● **REQUIREMENTS**: Print every record below exactly as written.

● **RECORD EXCERPTS**:
=-=-=-=-=

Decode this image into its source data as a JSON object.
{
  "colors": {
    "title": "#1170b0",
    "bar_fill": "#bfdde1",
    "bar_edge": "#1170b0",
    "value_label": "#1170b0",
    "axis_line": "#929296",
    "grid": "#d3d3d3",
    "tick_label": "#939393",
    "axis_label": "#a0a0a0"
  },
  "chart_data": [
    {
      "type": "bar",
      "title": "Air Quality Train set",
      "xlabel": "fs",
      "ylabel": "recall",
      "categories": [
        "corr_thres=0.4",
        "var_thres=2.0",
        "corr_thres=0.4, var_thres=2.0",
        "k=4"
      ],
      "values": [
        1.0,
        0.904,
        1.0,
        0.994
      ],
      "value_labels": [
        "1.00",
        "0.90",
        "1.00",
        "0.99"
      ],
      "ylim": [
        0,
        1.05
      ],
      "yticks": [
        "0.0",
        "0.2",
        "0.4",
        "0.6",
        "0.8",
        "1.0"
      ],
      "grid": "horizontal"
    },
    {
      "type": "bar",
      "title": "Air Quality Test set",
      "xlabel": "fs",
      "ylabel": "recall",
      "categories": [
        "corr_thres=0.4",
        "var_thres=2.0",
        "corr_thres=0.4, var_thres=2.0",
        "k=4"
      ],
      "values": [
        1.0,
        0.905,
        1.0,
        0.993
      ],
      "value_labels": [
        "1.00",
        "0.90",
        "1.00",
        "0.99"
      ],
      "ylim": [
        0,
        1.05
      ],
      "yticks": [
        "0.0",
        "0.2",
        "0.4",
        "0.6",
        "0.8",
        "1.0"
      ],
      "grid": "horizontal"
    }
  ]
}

=-=-=-=-=

● **ANSWER TO THIS EXERCISE**:
Decode this image into its source data as a JSON object.
{
  "colors": {
    "title": "#1170b0",
    "bar_fill": "#bfdde1",
    "bar_edge": "#1170b0",
    "value_label": "#1170b0",
    "axis_line": "#929296",
    "grid": "#d3d3d3",
    "tick_label": "#939393",
    "axis_label": "#a0a0a0"
  },
  "chart_data": [
    {
      "type": "bar",
      "title": "Air Quality Train set",
      "xlabel": "fs",
      "ylabel": "recall",
      "categories": [
        "corr_thres=0.4",
        "var_thres=2.0",
        "corr_thres=0.4, var_thres=2.0",
        "k=4"
      ],
      "values": [
        1.0,
        0.904,
        1.0,
        0.994
      ],
      "value_labels": [
        "1.00",
        "0.90",
        "1.00",
        "0.99"
      ],
      "ylim": [
        0,
        1.05
      ],
      "yticks": [
        "0.0",
        "0.2",
        "0.4",
        "0.6",
        "0.8",
        "1.0"
      ],
      "grid": "horizontal"
    },
    {
      "type": "bar",
      "title": "Air Quality Test set",
      "xlabel": "fs",
      "ylabel": "recall",
      "categories": [
        "corr_thres=0.4",
        "var_thres=2.0",
        "corr_thres=0.4, var_thres=2.0",
        "k=4"
      ],
      "values": [
        1.0,
        0.905,
        1.0,
        0.993
      ],
      "value_labels": [
        "1.00",
        "0.90",
        "1.00",
        "0.99"
      ],
      "ylim": [
        0,
        1.05
      ],
      "yticks": [
        "0.0",
        "0.2",
        "0.4",
        "0.6",
        "0.8",
        "1.0"
      ],
      "grid": "horizontal"
    }
  ]
}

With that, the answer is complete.